[RECORDS]:
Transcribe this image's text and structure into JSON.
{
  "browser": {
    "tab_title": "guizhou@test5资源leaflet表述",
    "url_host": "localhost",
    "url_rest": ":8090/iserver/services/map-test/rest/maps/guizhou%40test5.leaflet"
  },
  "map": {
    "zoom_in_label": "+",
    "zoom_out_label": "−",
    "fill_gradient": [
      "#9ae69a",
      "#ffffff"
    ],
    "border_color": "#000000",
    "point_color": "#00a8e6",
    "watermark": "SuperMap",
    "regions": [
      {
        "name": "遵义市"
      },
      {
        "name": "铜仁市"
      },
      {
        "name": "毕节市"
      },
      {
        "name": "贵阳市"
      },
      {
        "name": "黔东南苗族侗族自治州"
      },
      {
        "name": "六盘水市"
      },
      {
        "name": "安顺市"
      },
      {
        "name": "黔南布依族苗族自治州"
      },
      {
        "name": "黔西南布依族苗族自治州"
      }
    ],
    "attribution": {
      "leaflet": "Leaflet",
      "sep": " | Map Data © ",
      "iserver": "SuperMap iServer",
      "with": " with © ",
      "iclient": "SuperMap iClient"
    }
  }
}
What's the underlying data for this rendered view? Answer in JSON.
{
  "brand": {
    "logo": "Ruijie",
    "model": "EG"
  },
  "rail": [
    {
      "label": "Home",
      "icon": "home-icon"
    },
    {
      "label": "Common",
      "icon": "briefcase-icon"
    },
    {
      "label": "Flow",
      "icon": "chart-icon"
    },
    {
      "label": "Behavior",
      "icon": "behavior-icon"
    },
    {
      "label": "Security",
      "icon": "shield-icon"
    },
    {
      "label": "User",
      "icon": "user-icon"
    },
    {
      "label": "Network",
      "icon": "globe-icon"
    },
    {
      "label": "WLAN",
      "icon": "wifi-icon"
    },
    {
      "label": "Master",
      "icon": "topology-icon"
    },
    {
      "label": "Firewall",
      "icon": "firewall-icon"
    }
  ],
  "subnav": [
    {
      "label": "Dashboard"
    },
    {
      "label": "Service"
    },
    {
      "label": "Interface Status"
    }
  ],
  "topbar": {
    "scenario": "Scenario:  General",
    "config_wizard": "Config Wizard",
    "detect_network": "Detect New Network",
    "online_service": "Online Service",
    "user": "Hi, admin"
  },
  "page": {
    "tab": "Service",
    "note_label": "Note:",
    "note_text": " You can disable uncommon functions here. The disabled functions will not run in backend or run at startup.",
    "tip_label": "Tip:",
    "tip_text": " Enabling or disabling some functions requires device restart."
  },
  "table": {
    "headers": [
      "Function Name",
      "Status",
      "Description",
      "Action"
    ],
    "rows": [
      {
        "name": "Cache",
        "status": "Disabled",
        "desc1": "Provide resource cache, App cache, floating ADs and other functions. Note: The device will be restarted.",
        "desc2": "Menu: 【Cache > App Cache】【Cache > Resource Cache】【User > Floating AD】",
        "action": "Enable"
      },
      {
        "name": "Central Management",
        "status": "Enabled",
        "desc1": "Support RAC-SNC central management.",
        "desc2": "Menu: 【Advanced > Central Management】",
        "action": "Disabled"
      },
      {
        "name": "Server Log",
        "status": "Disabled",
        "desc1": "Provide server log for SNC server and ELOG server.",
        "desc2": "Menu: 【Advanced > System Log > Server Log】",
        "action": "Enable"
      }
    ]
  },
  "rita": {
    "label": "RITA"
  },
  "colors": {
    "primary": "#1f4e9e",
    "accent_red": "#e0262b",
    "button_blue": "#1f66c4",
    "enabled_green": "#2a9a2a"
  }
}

[EXERCISE DESCRIPTION]:
Copy the data above exactly. Every line must be included.

[FINAL RESULT]:
Transcribe this image's text and structure into JSON.
{
  "browser": {
    "tab_title": "guizhou@test5资源leaflet表述",
    "url_host": "localhost",
    "url_rest": ":8090/iserver/services/map-test/rest/maps/guizhou%40test5.leaflet"
  },
  "map": {
    "zoom_in_label": "+",
    "zoom_out_label": "−",
    "fill_gradient": [
      "#9ae69a",
      "#ffffff"
    ],
    "border_color": "#000000",
    "point_color": "#00a8e6",
    "watermark": "SuperMap",
    "regions": [
      {
        "name": "遵义市"
      },
      {
        "name": "铜仁市"
      },
      {
        "name": "毕节市"
      },
      {
        "name": "贵阳市"
      },
      {
        "name": "黔东南苗族侗族自治州"
      },
      {
        "name": "六盘水市"
      },
      {
        "name": "安顺市"
      },
      {
        "name": "黔南布依族苗族自治州"
      },
      {
        "name": "黔西南布依族苗族自治州"
      }
    ],
    "attribution": {
      "leaflet": "Leaflet",
      "sep": " | Map Data © ",
      "iserver": "SuperMap iServer",
      "with": " with © ",
      "iclient": "SuperMap iClient"
    }
  }
}
What's the underlying data for this rendered view? Answer in JSON.
{
  "brand": {
    "logo": "Ruijie",
    "model": "EG"
  },
  "rail": [
    {
      "label": "Home",
      "icon": "home-icon"
    },
    {
      "label": "Common",
      "icon": "briefcase-icon"
    },
    {
      "label": "Flow",
      "icon": "chart-icon"
    },
    {
      "label": "Behavior",
      "icon": "behavior-icon"
    },
    {
      "label": "Security",
      "icon": "shield-icon"
    },
    {
      "label": "User",
      "icon": "user-icon"
    },
    {
      "label": "Network",
      "icon": "globe-icon"
    },
    {
      "label": "WLAN",
      "icon": "wifi-icon"
    },
    {
      "label": "Master",
      "icon": "topology-icon"
    },
    {
      "label": "Firewall",
      "icon": "firewall-icon"
    }
  ],
  "subnav": [
    {
      "label": "Dashboard"
    },
    {
      "label": "Service"
    },
    {
      "label": "Interface Status"
    }
  ],
  "topbar": {
    "scenario": "Scenario:  General",
    "config_wizard": "Config Wizard",
    "detect_network": "Detect New Network",
    "online_service": "Online Service",
    "user": "Hi, admin"
  },
  "page": {
    "tab": "Service",
    "note_label": "Note:",
    "note_text": " You can disable uncommon functions here. The disabled functions will not run in backend or run at startup.",
    "tip_label": "Tip:",
    "tip_text": " Enabling or disabling some functions requires device restart."
  },
  "table": {
    "headers": [
      "Function Name",
      "Status",
      "Description",
      "Action"
    ],
    "rows": [
      {
        "name": "Cache",
        "status": "Disabled",
        "desc1": "Provide resource cache, App cache, floating ADs and other functions. Note: The device will be restarted.",
        "desc2": "Menu: 【Cache > App Cache】【Cache > Resource Cache】【User > Floating AD】",
        "action": "Enable"
      },
      {
        "name": "Central Management",
        "status": "Enabled",
        "desc1": "Support RAC-SNC central management.",
        "desc2": "Menu: 【Advanced > Central Management】",
        "action": "Disabled"
      },
      {
        "name": "Server Log",
        "status": "Disabled",
        "desc1": "Provide server log for SNC server and ELOG server.",
        "desc2": "Menu: 【Advanced > System Log > Server Log】",
        "action": "Enable"
      }
    ]
  },
  "rita": {
    "label": "RITA"
  },
  "colors": {
    "primary": "#1f4e9e",
    "accent_red": "#e0262b",
    "button_blue": "#1f66c4",
    "enabled_green": "#2a9a2a"
  }
}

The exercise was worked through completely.